> **REQUIRED TASK**
Give the number of lines that hold the string "chevron". Nothing else is needed.

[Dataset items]
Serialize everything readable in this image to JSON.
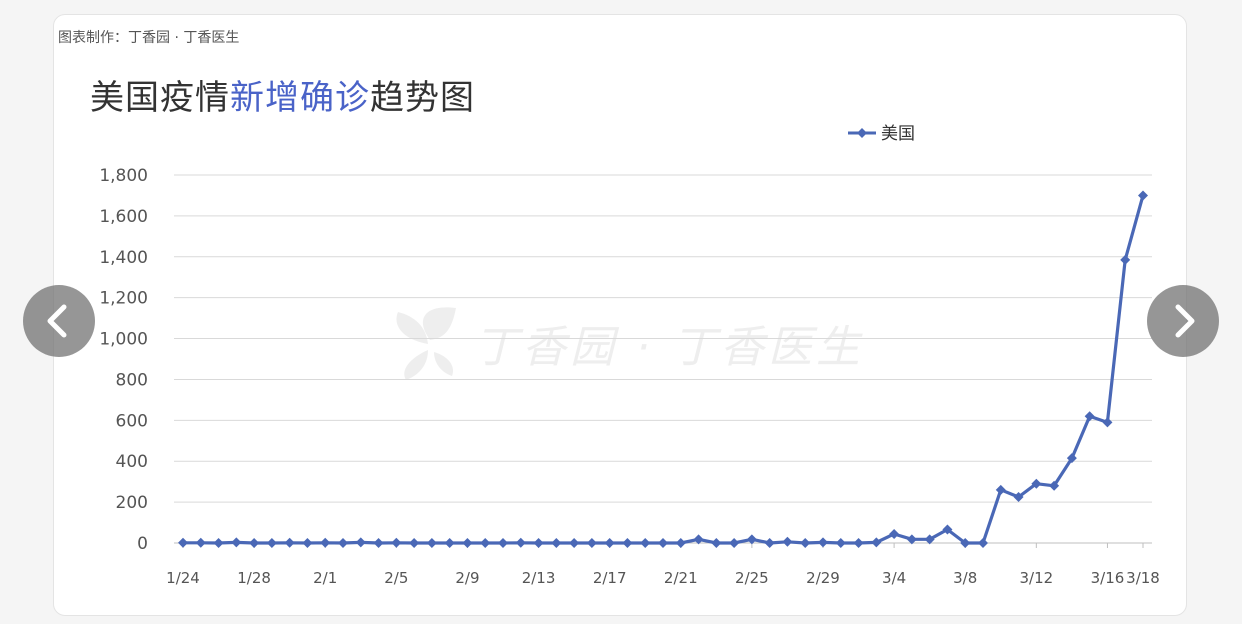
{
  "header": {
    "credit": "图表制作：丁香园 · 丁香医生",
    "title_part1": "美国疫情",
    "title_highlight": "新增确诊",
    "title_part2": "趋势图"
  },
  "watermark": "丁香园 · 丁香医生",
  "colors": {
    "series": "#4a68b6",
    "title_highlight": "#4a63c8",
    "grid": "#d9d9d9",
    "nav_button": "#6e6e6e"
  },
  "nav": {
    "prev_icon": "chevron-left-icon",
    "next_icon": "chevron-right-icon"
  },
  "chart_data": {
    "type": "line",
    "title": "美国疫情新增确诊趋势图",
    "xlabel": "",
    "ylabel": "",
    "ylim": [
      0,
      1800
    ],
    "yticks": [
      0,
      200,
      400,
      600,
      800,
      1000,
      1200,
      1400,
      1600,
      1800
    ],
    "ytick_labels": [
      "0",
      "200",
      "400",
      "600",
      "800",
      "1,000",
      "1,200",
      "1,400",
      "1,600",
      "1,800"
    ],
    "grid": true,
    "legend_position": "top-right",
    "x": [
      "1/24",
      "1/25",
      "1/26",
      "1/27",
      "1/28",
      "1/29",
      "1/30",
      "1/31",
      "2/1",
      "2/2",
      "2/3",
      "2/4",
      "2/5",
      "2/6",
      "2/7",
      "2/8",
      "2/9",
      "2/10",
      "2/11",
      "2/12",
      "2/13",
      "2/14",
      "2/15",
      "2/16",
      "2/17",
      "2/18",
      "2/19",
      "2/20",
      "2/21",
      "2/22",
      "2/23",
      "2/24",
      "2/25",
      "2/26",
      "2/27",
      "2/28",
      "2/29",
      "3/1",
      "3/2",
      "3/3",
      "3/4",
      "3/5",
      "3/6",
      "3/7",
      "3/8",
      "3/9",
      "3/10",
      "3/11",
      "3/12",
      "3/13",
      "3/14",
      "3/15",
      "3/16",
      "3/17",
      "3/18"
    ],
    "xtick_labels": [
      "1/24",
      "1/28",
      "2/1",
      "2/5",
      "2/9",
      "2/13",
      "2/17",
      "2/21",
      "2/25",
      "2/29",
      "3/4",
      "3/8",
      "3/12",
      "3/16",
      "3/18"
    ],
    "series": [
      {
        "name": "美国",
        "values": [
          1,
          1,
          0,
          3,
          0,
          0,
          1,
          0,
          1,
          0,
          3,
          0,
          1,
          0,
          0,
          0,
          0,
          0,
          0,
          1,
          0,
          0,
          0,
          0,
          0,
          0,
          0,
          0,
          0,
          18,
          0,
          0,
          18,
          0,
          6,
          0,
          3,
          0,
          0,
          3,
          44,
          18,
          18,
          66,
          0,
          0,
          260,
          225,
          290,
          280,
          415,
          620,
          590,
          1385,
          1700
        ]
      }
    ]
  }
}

> **SOLUTION TO THE PROBLEM**
2